### REQUIREMENT
Copy out each line of the data holding "color".

──────────

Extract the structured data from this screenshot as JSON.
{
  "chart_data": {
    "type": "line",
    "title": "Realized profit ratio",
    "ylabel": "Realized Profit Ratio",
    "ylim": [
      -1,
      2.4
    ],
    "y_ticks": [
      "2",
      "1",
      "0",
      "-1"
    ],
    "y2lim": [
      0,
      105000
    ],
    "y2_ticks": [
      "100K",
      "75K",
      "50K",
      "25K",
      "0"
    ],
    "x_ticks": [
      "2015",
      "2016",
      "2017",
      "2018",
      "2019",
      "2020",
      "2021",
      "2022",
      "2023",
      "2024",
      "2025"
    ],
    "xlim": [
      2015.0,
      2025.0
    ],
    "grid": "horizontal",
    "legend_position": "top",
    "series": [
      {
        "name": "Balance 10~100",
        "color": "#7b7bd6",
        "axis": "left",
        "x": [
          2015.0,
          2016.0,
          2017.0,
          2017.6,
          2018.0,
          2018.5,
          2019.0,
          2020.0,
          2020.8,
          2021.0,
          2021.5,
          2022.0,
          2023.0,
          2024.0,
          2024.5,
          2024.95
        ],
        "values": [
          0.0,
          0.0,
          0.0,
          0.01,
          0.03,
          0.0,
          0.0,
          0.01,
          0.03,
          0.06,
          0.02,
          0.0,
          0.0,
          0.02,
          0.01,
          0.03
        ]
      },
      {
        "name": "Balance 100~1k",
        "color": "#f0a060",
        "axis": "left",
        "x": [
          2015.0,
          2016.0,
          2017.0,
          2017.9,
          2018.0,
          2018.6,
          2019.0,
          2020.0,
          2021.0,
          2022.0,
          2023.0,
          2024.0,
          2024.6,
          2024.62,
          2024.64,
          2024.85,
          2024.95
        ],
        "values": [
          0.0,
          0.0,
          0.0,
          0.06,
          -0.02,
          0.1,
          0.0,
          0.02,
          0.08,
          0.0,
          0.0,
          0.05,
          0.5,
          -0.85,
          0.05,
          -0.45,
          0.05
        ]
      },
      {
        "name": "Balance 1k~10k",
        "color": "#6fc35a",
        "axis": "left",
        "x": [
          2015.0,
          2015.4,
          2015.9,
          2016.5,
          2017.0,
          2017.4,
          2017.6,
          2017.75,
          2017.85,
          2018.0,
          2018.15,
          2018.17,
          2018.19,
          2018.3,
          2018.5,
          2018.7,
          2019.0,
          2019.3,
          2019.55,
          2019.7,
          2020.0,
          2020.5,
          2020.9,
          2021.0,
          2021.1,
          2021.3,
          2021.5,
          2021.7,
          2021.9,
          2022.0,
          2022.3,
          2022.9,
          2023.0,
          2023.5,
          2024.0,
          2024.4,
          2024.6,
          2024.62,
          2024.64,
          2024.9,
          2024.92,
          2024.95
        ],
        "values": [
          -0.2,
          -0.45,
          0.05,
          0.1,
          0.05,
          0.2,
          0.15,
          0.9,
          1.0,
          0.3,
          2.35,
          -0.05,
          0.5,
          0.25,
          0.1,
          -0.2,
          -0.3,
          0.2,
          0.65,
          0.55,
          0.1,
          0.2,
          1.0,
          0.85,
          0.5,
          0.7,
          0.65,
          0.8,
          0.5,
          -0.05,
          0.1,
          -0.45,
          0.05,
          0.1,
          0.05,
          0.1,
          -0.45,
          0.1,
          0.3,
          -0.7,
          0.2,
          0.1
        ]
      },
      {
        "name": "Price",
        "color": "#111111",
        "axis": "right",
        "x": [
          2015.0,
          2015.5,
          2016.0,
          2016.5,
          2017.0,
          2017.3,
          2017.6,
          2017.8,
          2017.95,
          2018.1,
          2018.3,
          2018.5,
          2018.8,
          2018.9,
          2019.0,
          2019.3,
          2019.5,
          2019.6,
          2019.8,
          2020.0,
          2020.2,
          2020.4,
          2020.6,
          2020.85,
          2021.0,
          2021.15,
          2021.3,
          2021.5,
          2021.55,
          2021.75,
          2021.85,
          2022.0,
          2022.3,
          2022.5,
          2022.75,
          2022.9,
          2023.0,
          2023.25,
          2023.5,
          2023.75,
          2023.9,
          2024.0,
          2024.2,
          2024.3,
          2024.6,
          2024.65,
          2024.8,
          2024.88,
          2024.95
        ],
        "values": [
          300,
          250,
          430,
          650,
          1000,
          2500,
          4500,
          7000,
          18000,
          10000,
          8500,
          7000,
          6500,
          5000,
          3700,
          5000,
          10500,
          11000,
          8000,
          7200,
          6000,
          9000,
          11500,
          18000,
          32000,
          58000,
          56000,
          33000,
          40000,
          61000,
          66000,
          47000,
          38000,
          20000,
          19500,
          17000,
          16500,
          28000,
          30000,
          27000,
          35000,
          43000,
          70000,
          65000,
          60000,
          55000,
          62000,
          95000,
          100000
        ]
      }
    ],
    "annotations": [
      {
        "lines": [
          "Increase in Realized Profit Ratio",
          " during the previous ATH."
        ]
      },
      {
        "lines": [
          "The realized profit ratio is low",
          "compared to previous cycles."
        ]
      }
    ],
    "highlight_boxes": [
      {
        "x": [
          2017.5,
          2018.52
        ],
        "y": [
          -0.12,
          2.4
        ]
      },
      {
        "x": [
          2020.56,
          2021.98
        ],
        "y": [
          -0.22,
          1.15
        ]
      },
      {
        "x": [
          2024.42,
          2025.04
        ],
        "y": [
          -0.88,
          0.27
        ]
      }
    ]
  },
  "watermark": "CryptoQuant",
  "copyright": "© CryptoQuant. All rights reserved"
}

──────────

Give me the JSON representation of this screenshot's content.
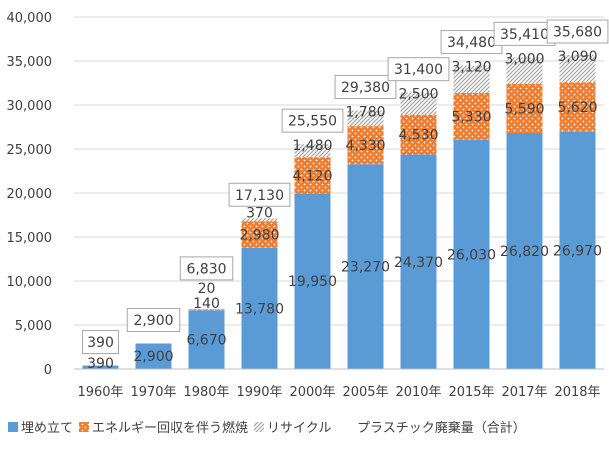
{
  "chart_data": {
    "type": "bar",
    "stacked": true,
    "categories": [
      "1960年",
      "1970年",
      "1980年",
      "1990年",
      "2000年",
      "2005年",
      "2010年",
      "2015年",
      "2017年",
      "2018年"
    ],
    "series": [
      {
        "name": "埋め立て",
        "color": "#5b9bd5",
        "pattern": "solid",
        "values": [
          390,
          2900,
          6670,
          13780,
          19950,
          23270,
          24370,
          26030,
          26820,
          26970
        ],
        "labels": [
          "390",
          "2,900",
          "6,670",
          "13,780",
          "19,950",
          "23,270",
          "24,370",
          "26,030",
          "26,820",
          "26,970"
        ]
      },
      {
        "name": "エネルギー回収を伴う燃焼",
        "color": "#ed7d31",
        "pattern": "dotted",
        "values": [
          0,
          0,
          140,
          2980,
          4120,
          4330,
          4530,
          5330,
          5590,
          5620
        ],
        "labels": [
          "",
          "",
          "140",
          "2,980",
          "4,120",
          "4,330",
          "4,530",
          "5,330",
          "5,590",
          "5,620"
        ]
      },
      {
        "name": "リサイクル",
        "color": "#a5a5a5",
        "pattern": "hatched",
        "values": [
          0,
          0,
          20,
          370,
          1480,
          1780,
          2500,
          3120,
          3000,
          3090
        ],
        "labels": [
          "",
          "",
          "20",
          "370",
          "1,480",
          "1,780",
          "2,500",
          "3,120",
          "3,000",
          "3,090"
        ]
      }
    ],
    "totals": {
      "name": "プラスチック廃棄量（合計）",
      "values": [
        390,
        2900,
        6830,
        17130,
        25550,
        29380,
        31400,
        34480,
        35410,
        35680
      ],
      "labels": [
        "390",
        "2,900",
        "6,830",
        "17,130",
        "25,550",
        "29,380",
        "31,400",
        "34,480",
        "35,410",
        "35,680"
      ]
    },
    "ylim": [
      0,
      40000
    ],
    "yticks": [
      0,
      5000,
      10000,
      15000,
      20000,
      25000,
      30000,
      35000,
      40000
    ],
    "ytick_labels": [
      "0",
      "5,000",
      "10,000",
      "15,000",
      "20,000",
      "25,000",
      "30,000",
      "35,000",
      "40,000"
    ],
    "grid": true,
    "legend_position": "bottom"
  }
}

──────────

### CORRECT RESULT
        "color": "#7b7bd6",
        "color": "#f0a060",
        "color": "#6fc35a",
        "color": "#111111",
        "color": "#5b9bd5",
        "color": "#ed7d31",
        "color": "#a5a5a5",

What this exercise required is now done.